WORK INSTRUCTION
Pick out each line of the records that includes the string "number", and copy it.

INFORMATION PROVIDED below:

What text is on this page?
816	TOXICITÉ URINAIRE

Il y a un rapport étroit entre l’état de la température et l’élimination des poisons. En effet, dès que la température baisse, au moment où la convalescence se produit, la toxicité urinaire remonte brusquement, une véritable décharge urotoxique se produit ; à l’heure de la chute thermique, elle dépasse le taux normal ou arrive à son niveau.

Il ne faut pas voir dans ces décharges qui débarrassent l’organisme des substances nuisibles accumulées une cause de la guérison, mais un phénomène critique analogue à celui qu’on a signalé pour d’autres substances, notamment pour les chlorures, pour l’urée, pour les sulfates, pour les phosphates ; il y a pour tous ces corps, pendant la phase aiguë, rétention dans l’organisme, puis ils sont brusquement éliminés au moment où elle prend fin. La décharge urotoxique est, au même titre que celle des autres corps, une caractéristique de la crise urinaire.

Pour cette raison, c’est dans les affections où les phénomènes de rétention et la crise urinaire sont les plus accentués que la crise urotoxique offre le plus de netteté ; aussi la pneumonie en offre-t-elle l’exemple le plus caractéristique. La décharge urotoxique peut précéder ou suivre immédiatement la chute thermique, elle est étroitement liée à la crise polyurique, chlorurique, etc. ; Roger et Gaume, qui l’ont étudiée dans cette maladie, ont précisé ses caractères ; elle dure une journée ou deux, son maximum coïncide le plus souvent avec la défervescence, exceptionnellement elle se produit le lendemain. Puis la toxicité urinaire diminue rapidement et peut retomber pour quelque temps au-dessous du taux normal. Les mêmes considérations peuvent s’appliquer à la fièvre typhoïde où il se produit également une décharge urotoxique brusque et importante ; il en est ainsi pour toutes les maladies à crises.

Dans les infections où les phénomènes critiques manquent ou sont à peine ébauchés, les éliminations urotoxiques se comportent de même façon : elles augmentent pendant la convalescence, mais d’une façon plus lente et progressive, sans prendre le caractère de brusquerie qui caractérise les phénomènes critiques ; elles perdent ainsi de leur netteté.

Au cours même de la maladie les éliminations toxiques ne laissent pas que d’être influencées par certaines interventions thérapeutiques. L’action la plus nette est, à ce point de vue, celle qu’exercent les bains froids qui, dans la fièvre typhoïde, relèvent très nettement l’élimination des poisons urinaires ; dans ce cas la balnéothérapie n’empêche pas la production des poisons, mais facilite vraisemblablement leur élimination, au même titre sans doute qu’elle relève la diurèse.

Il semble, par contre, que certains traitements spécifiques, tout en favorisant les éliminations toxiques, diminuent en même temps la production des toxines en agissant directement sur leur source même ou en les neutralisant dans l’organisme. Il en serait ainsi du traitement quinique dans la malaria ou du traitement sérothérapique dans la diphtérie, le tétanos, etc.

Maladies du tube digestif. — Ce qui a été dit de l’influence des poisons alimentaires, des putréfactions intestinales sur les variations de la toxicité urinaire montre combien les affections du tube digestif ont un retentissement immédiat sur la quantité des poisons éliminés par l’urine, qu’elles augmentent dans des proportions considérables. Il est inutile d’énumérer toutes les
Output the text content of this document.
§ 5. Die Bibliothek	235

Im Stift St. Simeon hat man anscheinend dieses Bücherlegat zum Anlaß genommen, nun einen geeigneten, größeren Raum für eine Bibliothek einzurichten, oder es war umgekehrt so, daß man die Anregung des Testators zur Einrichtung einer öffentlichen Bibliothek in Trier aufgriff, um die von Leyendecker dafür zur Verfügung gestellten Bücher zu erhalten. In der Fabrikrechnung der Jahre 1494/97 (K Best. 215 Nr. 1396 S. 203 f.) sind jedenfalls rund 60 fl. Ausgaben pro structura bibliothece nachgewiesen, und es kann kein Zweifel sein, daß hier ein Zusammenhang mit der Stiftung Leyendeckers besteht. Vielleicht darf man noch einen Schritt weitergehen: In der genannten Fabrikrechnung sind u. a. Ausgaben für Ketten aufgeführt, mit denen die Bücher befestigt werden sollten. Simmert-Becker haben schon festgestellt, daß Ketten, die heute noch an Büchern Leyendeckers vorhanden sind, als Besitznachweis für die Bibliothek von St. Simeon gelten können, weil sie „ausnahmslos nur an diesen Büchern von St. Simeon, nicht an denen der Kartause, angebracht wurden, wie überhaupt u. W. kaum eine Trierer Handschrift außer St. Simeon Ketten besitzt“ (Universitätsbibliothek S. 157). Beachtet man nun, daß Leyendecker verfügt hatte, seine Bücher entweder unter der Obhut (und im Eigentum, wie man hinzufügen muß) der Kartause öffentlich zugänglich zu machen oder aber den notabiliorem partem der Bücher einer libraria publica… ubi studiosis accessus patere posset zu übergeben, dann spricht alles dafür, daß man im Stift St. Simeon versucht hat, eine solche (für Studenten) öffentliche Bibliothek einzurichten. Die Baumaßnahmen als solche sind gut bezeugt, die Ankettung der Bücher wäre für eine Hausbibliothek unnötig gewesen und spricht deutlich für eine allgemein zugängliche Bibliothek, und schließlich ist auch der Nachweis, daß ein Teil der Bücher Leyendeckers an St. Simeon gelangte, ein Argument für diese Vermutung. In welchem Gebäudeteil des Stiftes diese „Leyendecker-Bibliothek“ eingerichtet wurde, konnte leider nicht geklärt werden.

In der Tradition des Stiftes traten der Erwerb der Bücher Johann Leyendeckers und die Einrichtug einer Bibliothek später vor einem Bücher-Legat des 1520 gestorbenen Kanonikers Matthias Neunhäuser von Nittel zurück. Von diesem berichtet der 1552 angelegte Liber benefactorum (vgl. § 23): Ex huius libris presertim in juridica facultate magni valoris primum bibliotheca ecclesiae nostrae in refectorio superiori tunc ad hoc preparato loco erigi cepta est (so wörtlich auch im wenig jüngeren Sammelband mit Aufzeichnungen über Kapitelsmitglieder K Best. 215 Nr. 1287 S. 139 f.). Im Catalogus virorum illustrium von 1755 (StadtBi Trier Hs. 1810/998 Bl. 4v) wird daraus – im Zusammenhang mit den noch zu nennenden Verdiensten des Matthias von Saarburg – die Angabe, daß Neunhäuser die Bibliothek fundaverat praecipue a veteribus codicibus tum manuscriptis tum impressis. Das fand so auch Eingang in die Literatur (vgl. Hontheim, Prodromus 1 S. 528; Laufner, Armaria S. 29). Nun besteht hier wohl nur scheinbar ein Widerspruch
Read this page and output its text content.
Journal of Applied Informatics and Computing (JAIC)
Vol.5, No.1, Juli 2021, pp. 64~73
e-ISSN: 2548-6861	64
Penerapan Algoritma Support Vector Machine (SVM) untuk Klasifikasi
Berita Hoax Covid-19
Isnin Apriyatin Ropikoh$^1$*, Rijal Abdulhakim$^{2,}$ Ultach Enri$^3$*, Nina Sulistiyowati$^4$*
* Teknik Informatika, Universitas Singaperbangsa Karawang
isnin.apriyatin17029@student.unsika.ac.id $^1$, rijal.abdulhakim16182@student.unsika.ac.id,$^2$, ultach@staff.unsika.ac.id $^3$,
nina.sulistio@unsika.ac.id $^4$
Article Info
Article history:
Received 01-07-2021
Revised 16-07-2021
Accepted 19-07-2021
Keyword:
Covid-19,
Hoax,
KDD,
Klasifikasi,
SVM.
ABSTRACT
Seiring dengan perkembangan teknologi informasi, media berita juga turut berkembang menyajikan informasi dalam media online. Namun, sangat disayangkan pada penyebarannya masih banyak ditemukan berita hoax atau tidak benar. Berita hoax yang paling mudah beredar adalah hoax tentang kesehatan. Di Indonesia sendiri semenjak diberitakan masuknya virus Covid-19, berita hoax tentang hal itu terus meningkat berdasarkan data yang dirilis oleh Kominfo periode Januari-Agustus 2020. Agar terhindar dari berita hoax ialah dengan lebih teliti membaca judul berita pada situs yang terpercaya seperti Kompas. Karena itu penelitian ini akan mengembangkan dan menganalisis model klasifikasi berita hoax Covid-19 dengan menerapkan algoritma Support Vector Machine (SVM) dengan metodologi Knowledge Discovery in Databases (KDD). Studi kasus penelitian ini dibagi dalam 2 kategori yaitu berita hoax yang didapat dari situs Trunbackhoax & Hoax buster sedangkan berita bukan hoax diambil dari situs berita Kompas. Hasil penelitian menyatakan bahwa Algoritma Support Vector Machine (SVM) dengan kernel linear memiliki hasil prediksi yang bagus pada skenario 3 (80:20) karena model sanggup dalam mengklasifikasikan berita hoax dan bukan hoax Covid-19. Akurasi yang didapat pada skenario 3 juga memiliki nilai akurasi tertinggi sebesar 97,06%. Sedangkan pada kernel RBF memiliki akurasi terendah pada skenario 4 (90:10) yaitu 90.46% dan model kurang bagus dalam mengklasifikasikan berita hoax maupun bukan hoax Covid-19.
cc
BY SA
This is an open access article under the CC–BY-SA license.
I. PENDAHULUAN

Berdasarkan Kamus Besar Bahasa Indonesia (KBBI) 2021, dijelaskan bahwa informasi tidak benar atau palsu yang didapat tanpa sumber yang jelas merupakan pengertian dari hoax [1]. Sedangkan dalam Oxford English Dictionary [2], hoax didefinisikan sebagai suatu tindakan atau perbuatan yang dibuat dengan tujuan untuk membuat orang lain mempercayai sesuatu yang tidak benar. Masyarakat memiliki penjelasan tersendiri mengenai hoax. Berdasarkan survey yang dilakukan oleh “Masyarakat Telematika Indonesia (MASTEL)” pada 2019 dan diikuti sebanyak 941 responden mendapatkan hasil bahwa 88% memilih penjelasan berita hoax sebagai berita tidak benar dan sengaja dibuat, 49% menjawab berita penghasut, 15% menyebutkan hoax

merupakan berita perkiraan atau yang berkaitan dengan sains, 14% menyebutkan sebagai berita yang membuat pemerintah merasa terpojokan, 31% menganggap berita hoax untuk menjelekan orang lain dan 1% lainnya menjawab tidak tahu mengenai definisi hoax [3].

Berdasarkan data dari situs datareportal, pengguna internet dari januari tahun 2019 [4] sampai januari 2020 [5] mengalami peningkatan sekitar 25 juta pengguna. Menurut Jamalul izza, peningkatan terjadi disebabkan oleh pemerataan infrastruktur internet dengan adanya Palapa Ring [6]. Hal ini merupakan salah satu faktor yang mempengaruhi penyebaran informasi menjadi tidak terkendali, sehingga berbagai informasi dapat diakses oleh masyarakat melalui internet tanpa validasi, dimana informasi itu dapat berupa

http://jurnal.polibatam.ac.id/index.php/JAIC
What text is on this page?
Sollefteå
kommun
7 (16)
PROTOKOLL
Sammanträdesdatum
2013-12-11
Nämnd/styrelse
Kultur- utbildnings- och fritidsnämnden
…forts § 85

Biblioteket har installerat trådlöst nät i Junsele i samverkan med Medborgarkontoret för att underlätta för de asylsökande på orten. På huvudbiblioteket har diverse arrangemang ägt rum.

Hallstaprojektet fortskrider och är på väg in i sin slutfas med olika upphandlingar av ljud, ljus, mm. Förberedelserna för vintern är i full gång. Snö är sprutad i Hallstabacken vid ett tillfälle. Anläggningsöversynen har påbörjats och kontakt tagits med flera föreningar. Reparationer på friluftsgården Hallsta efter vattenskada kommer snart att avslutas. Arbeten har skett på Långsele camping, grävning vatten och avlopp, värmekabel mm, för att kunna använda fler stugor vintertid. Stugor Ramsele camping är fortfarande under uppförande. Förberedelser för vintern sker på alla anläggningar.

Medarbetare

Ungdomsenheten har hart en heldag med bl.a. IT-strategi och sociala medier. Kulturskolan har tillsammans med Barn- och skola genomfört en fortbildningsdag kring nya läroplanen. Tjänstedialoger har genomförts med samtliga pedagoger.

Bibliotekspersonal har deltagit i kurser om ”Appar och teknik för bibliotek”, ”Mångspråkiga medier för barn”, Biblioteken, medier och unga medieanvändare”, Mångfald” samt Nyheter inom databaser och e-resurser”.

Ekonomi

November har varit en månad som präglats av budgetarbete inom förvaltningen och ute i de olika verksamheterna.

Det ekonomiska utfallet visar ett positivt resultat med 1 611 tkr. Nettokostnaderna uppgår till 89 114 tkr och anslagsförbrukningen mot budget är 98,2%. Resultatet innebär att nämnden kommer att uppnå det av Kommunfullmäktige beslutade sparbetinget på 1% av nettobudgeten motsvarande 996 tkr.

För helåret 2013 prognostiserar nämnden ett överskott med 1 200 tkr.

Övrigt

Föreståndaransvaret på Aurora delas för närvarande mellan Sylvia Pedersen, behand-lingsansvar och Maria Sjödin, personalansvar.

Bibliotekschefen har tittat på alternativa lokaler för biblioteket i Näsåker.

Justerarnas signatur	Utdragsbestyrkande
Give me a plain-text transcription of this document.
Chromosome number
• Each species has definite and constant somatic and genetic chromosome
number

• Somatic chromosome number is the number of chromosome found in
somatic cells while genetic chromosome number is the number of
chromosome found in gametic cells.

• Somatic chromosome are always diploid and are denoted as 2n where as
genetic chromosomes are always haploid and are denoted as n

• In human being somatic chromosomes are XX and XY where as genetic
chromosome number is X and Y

End of INFORMATION PROVIDED.

RESPONSE
Chromosome number
number
• Somatic chromosome number is the number of chromosome found in
somatic cells while genetic chromosome number is the number of
chromosome number is X and Y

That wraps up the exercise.